Data extracted from a collection:
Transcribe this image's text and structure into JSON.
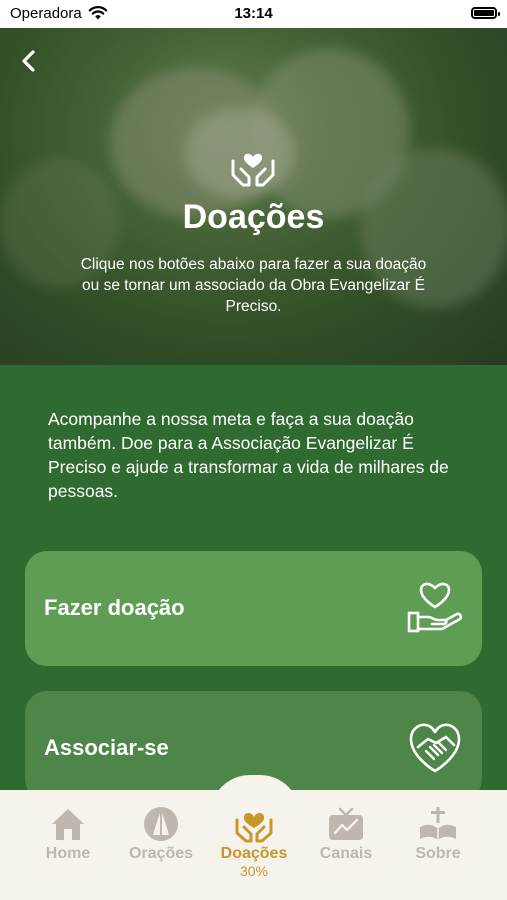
{
  "status_bar": {
    "carrier": "Operadora",
    "time": "13:14"
  },
  "header": {
    "title": "Doações",
    "subtitle": "Clique nos botões abaixo para fazer a sua doação ou se tornar um associado da Obra Evangelizar É Preciso."
  },
  "intro": "Acompanhe a nossa meta e faça a sua doação também. Doe para a Associação Evangelizar É Preciso e ajude a transformar a vida de milhares de pessoas.",
  "cards": [
    {
      "label": "Fazer doação",
      "icon": "heart-hand-icon"
    },
    {
      "label": "Associar-se",
      "icon": "handshake-heart-icon"
    }
  ],
  "tabs": [
    {
      "label": "Home",
      "icon": "home-icon"
    },
    {
      "label": "Orações",
      "icon": "praying-hands-icon"
    },
    {
      "label": "Doações",
      "icon": "heart-hands-icon",
      "sub": "30%"
    },
    {
      "label": "Canais",
      "icon": "tv-icon"
    },
    {
      "label": "Sobre",
      "icon": "bible-cross-icon"
    }
  ],
  "colors": {
    "primary_green": "#2f6a31",
    "card_green": "#5f9d55",
    "accent_gold": "#c9962a",
    "tab_inactive": "#bfb7ad"
  }
}
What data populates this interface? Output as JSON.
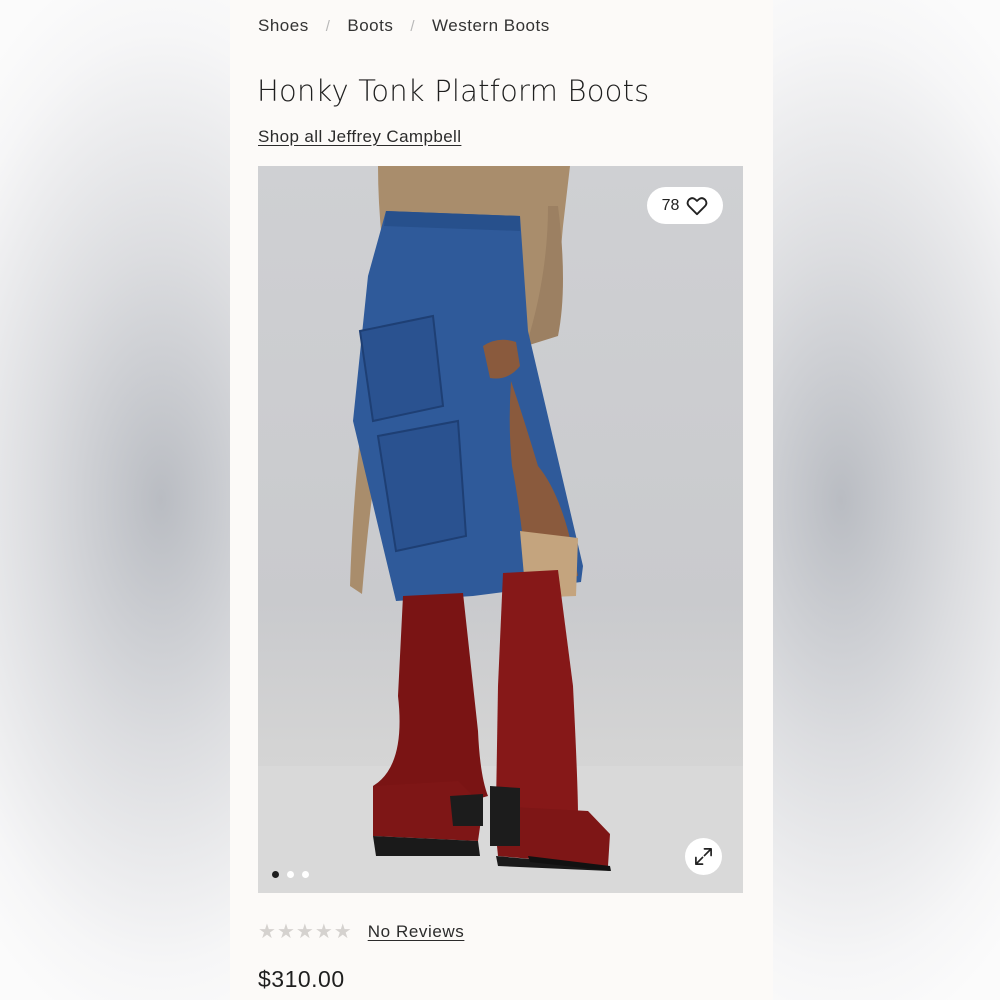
{
  "breadcrumb": {
    "items": [
      "Shoes",
      "Boots",
      "Western Boots"
    ],
    "separator": "/"
  },
  "product": {
    "title": "Honky Tonk Platform Boots",
    "brand_link": "Shop all Jeffrey Campbell",
    "favorites_count": "78",
    "reviews_label": "No Reviews",
    "rating": 0,
    "rating_max": 5,
    "price": "$310.00"
  },
  "gallery": {
    "image_count": 3,
    "active_index": 0
  },
  "icons": {
    "favorite": "heart-icon",
    "expand": "expand-icon",
    "star": "star-icon"
  },
  "colors": {
    "page_background": "#fcfaf8",
    "boot_red": "#7a1414",
    "denim": "#2f5a9a",
    "star_empty": "#d5d2cf"
  }
}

*THE PROBLEM:*
All of the lines above should be printed exactly, minus the pictures.

*EXPECTED ANSWER:*
Transcribe this image's text and structure into JSON.
{
  "status_bar": {
    "carrier": "Operadora",
    "time": "13:14"
  },
  "header": {
    "title": "Doações",
    "subtitle": "Clique nos botões abaixo para fazer a sua doação ou se tornar um associado da Obra Evangelizar É Preciso."
  },
  "intro": "Acompanhe a nossa meta e faça a sua doação também. Doe para a Associação Evangelizar É Preciso e ajude a transformar a vida de milhares de pessoas.",
  "cards": [
    {
      "label": "Fazer doação",
      "icon": "heart-hand-icon"
    },
    {
      "label": "Associar-se",
      "icon": "handshake-heart-icon"
    }
  ],
  "tabs": [
    {
      "label": "Home",
      "icon": "home-icon"
    },
    {
      "label": "Orações",
      "icon": "praying-hands-icon"
    },
    {
      "label": "Doações",
      "icon": "heart-hands-icon",
      "sub": "30%"
    },
    {
      "label": "Canais",
      "icon": "tv-icon"
    },
    {
      "label": "Sobre",
      "icon": "bible-cross-icon"
    }
  ],
  "colors": {
    "primary_green": "#2f6a31",
    "card_green": "#5f9d55",
    "accent_gold": "#c9962a",
    "tab_inactive": "#bfb7ad"
  }
}
What data populates this interface? Output as JSON.
{
  "breadcrumb": {
    "items": [
      "Shoes",
      "Boots",
      "Western Boots"
    ],
    "separator": "/"
  },
  "product": {
    "title": "Honky Tonk Platform Boots",
    "brand_link": "Shop all Jeffrey Campbell",
    "favorites_count": "78",
    "reviews_label": "No Reviews",
    "rating": 0,
    "rating_max": 5,
    "price": "$310.00"
  },
  "gallery": {
    "image_count": 3,
    "active_index": 0
  },
  "icons": {
    "favorite": "heart-icon",
    "expand": "expand-icon",
    "star": "star-icon"
  },
  "colors": {
    "page_background": "#fcfaf8",
    "boot_red": "#7a1414",
    "denim": "#2f5a9a",
    "star_empty": "#d5d2cf"
  }
}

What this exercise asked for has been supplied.